Short problem
Print out every record exactly as it appears.

Source data
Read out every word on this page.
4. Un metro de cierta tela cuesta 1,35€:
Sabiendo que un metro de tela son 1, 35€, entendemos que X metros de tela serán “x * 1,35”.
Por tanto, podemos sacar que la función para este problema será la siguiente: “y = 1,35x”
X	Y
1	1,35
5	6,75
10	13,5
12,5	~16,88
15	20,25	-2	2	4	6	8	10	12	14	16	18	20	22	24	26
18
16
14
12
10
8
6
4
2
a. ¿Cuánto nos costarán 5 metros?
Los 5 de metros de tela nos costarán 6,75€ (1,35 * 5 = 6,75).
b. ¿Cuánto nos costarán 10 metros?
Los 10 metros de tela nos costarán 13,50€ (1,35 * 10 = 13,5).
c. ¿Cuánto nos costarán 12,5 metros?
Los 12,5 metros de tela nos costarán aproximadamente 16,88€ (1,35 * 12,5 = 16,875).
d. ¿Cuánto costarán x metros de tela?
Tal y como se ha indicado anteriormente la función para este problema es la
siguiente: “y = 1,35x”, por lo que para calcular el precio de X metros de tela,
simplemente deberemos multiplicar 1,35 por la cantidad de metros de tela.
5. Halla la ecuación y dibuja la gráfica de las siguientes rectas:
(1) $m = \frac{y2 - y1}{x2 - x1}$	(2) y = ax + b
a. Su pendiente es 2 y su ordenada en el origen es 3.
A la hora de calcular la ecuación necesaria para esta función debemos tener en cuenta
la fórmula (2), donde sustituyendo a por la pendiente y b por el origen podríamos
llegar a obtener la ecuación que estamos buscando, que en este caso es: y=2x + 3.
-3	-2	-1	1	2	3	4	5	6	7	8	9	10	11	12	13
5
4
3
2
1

Answer
Read out every word on this page.
4. Un metro de cierta tela cuesta 1,35€:
Sabiendo que un metro de tela son 1, 35€, entendemos que X metros de tela serán “x * 1,35”.
Por tanto, podemos sacar que la función para este problema será la siguiente: “y = 1,35x”
X	Y
1	1,35
5	6,75
10	13,5
12,5	~16,88
15	20,25	-2	2	4	6	8	10	12	14	16	18	20	22	24	26
18
16
14
12
10
8
6
4
2
a. ¿Cuánto nos costarán 5 metros?
Los 5 de metros de tela nos costarán 6,75€ (1,35 * 5 = 6,75).
b. ¿Cuánto nos costarán 10 metros?
Los 10 metros de tela nos costarán 13,50€ (1,35 * 10 = 13,5).
c. ¿Cuánto nos costarán 12,5 metros?
Los 12,5 metros de tela nos costarán aproximadamente 16,88€ (1,35 * 12,5 = 16,875).
d. ¿Cuánto costarán x metros de tela?
Tal y como se ha indicado anteriormente la función para este problema es la
siguiente: “y = 1,35x”, por lo que para calcular el precio de X metros de tela,
simplemente deberemos multiplicar 1,35 por la cantidad de metros de tela.
5. Halla la ecuación y dibuja la gráfica de las siguientes rectas:
(1) $m = \frac{y2 - y1}{x2 - x1}$	(2) y = ax + b
a. Su pendiente es 2 y su ordenada en el origen es 3.
A la hora de calcular la ecuación necesaria para esta función debemos tener en cuenta
la fórmula (2), donde sustituyendo a por la pendiente y b por el origen podríamos
llegar a obtener la ecuación que estamos buscando, que en este caso es: y=2x + 3.
-3	-2	-1	1	2	3	4	5	6	7	8	9	10	11	12	13
5
4
3
2
1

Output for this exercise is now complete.